| Exercise details |
Please rewrite the items in the stretch from the start through the line containing "data-point <box>1262 375 1266 379</box>", replacing "chart-title-line" with "panel-title" and leaving everything else unchanged.

++++++++

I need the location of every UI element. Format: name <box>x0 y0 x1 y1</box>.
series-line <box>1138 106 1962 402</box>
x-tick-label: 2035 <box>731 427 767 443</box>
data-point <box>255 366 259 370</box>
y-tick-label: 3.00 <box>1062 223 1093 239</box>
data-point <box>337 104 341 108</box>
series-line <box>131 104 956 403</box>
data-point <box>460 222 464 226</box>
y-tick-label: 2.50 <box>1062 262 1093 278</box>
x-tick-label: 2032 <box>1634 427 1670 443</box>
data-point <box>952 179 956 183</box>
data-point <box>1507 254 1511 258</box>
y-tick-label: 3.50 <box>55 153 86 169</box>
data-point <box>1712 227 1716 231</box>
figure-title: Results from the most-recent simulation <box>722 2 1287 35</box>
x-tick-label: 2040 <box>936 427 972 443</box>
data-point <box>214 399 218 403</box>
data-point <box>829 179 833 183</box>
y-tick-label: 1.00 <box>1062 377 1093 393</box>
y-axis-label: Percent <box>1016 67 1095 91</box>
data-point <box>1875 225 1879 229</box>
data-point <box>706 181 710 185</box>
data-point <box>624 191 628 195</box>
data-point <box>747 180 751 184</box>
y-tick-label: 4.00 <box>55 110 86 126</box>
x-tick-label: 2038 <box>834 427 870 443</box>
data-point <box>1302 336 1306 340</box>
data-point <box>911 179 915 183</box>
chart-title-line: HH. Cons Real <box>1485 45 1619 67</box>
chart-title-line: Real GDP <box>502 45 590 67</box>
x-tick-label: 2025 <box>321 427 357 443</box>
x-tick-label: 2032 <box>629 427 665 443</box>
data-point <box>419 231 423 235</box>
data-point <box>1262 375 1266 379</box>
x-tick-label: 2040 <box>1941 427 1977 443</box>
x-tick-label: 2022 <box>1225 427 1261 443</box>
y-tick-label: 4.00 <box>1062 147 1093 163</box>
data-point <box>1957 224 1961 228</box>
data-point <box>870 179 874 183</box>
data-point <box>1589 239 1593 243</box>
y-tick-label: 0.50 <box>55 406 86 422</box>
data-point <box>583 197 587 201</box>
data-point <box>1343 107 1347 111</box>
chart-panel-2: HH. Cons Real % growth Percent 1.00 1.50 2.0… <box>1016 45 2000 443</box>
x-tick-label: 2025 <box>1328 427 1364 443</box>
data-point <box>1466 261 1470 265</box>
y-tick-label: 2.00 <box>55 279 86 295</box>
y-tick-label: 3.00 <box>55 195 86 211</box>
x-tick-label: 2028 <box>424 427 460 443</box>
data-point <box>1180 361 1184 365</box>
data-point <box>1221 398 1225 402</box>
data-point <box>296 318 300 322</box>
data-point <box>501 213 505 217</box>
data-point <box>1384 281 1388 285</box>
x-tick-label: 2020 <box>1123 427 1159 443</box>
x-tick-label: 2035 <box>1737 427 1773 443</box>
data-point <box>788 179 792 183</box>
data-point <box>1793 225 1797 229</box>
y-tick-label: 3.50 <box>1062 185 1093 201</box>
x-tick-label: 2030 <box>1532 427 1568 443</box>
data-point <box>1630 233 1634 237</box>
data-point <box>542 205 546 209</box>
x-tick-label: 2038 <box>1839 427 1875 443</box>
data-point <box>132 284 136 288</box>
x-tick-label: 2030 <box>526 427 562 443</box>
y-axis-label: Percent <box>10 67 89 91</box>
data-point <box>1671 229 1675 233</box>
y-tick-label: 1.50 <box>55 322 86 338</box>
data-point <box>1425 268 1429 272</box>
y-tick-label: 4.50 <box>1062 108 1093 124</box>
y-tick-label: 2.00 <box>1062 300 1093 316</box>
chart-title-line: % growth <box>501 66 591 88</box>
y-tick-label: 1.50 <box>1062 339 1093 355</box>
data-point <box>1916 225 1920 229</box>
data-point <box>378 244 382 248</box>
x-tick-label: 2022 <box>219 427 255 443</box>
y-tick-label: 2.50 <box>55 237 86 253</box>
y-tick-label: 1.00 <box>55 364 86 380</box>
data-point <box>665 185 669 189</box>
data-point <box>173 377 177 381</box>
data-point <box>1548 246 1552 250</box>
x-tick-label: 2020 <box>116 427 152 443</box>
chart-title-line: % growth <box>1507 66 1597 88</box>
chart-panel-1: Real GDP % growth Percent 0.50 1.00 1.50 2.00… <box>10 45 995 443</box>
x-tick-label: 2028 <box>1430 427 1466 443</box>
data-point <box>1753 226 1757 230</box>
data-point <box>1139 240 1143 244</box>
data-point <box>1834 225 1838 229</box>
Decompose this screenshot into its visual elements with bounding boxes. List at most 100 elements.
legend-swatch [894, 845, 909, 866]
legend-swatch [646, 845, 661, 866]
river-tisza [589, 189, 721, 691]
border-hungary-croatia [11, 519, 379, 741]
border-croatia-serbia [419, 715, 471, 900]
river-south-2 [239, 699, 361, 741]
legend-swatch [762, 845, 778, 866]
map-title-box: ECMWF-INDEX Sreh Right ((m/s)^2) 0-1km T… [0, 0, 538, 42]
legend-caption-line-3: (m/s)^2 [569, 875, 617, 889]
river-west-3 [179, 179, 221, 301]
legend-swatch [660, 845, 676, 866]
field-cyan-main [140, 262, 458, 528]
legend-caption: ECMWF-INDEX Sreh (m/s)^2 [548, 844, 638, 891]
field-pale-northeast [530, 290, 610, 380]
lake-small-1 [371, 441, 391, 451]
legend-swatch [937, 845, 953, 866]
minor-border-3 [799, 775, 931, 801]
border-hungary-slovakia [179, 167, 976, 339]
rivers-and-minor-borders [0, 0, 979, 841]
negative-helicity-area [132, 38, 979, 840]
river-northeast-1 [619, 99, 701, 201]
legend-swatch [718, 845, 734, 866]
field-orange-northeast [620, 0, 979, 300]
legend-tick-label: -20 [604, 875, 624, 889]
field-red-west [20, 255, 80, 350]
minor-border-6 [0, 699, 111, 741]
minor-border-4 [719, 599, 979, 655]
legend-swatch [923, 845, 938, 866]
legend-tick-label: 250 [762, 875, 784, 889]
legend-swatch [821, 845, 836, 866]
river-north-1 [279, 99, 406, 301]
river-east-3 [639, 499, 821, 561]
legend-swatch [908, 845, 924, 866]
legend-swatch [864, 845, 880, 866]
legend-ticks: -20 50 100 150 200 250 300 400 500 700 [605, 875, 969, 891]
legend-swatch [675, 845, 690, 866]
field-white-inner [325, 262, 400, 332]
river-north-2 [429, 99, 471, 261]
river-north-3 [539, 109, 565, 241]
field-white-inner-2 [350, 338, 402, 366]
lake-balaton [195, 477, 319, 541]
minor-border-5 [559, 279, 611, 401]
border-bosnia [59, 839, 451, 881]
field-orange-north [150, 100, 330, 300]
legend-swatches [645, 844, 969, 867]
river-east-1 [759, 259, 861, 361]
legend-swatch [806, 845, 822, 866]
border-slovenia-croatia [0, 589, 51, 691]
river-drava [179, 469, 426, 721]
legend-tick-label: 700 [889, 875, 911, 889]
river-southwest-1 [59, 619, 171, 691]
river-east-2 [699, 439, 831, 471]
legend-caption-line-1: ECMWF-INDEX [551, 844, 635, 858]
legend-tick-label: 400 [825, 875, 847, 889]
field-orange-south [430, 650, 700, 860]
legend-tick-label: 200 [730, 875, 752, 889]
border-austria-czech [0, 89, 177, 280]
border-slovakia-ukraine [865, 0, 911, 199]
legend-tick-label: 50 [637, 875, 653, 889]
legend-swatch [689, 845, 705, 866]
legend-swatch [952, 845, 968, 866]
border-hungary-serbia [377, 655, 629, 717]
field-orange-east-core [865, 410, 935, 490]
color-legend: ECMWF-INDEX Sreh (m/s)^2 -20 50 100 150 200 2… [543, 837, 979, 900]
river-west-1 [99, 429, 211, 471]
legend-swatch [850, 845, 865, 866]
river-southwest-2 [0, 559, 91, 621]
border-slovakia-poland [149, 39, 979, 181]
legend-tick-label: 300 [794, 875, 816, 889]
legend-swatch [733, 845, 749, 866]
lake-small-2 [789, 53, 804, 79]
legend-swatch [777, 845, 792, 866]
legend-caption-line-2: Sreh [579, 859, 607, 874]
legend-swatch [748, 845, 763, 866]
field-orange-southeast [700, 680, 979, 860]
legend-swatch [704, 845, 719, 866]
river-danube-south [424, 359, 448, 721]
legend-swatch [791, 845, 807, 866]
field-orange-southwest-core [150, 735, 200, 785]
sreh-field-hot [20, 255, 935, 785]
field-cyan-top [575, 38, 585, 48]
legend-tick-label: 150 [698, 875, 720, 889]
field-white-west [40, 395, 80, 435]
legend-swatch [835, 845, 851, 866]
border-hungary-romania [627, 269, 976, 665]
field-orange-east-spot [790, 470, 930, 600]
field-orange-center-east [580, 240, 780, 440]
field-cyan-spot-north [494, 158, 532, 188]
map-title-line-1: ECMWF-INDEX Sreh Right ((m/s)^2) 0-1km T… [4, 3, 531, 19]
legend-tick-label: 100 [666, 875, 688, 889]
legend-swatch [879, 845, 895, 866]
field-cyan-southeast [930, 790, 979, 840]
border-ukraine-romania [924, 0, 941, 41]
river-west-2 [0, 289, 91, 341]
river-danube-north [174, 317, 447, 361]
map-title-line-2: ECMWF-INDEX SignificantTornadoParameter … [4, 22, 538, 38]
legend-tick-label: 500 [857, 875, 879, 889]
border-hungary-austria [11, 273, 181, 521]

++++++++

| Complete output |
I need the location of every UI element. Format: name <box>x0 y0 x1 y1</box>.
series-line <box>1138 106 1962 402</box>
x-tick-label: 2035 <box>731 427 767 443</box>
data-point <box>255 366 259 370</box>
y-tick-label: 3.00 <box>1062 223 1093 239</box>
data-point <box>337 104 341 108</box>
series-line <box>131 104 956 403</box>
data-point <box>460 222 464 226</box>
y-tick-label: 2.50 <box>1062 262 1093 278</box>
x-tick-label: 2032 <box>1634 427 1670 443</box>
data-point <box>952 179 956 183</box>
data-point <box>1507 254 1511 258</box>
y-tick-label: 3.50 <box>55 153 86 169</box>
data-point <box>1712 227 1716 231</box>
figure-title: Results from the most-recent simulation <box>722 2 1287 35</box>
x-tick-label: 2040 <box>936 427 972 443</box>
data-point <box>214 399 218 403</box>
data-point <box>829 179 833 183</box>
y-tick-label: 1.00 <box>1062 377 1093 393</box>
y-axis-label: Percent <box>1016 67 1095 91</box>
data-point <box>1875 225 1879 229</box>
data-point <box>706 181 710 185</box>
data-point <box>624 191 628 195</box>
data-point <box>747 180 751 184</box>
y-tick-label: 4.00 <box>55 110 86 126</box>
x-tick-label: 2038 <box>834 427 870 443</box>
data-point <box>1302 336 1306 340</box>
data-point <box>911 179 915 183</box>
panel-title: HH. Cons Real <box>1485 45 1619 67</box>
panel-title: Real GDP <box>502 45 590 67</box>
x-tick-label: 2025 <box>321 427 357 443</box>
x-tick-label: 2032 <box>629 427 665 443</box>
data-point <box>419 231 423 235</box>
data-point <box>1262 375 1266 379</box>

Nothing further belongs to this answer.